* _What is being asked_:
Starting at the line that contains "Type out the text in this image.", print every remaining line of the entries, unchanged, and output nothing more.

* _Dataset extract_:

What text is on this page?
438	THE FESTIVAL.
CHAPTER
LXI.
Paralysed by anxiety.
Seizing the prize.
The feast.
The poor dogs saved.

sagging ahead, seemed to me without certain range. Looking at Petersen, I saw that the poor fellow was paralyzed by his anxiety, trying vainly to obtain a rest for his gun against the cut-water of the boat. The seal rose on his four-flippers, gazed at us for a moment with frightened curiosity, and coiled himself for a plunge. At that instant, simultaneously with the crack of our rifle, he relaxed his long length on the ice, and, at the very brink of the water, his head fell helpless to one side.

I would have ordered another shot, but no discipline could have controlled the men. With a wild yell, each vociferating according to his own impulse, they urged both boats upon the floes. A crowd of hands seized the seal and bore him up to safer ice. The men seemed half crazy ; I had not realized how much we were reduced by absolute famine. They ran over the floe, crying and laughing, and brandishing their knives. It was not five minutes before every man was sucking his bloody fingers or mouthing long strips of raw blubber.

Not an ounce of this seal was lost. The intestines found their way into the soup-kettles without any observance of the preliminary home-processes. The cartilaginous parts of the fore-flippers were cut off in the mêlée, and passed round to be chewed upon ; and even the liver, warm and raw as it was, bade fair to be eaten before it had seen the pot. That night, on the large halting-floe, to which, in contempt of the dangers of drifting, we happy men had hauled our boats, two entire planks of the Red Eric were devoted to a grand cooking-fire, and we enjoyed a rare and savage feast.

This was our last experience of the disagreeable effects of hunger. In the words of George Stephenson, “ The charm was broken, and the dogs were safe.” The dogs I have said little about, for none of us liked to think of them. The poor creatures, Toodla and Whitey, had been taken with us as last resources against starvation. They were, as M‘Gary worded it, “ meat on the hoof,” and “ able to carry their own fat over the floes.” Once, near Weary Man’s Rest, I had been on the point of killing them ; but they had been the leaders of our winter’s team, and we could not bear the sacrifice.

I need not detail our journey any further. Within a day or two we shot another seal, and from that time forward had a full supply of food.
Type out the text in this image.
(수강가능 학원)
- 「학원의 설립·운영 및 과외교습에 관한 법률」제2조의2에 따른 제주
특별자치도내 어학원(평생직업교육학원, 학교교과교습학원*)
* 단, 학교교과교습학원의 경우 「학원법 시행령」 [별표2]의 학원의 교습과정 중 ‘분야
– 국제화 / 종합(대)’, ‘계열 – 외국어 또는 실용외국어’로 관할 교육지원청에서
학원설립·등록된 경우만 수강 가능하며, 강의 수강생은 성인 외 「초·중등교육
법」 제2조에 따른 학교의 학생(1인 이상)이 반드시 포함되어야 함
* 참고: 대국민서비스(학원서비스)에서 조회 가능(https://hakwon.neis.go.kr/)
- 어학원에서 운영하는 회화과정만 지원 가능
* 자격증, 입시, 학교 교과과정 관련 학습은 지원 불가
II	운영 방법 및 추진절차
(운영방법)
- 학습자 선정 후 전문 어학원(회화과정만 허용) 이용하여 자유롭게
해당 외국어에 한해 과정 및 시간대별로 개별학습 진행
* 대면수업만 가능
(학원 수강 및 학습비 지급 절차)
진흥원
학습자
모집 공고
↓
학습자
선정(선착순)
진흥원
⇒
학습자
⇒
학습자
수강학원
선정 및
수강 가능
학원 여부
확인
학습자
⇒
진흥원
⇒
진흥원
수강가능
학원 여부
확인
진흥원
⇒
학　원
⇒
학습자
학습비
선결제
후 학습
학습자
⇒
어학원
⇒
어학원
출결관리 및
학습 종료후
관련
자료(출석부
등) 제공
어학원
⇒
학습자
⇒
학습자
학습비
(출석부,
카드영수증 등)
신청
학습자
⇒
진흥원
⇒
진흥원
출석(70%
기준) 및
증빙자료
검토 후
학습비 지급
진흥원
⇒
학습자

* _Result below_:
Type out the text in this image.
(수강가능 학원)
- 「학원의 설립·운영 및 과외교습에 관한 법률」제2조의2에 따른 제주
특별자치도내 어학원(평생직업교육학원, 학교교과교습학원*)
* 단, 학교교과교습학원의 경우 「학원법 시행령」 [별표2]의 학원의 교습과정 중 ‘분야
– 국제화 / 종합(대)’, ‘계열 – 외국어 또는 실용외국어’로 관할 교육지원청에서
학원설립·등록된 경우만 수강 가능하며, 강의 수강생은 성인 외 「초·중등교육
법」 제2조에 따른 학교의 학생(1인 이상)이 반드시 포함되어야 함
* 참고: 대국민서비스(학원서비스)에서 조회 가능(https://hakwon.neis.go.kr/)
- 어학원에서 운영하는 회화과정만 지원 가능
* 자격증, 입시, 학교 교과과정 관련 학습은 지원 불가
II	운영 방법 및 추진절차
(운영방법)
- 학습자 선정 후 전문 어학원(회화과정만 허용) 이용하여 자유롭게
해당 외국어에 한해 과정 및 시간대별로 개별학습 진행
* 대면수업만 가능
(학원 수강 및 학습비 지급 절차)
진흥원
학습자
모집 공고
↓
학습자
선정(선착순)
진흥원
⇒
학습자
⇒
학습자
수강학원
선정 및
수강 가능
학원 여부
확인
학습자
⇒
진흥원
⇒
진흥원
수강가능
학원 여부
확인
진흥원
⇒
학　원
⇒
학습자
학습비
선결제
후 학습
학습자
⇒
어학원
⇒
어학원
출결관리 및
학습 종료후
관련
자료(출석부
등) 제공
어학원
⇒
학습자
⇒
학습자
학습비
(출석부,
카드영수증 등)
신청
학습자
⇒
진흥원
⇒
진흥원
출석(70%
기준) 및
증빙자료
검토 후
학습비 지급
진흥원
⇒
학습자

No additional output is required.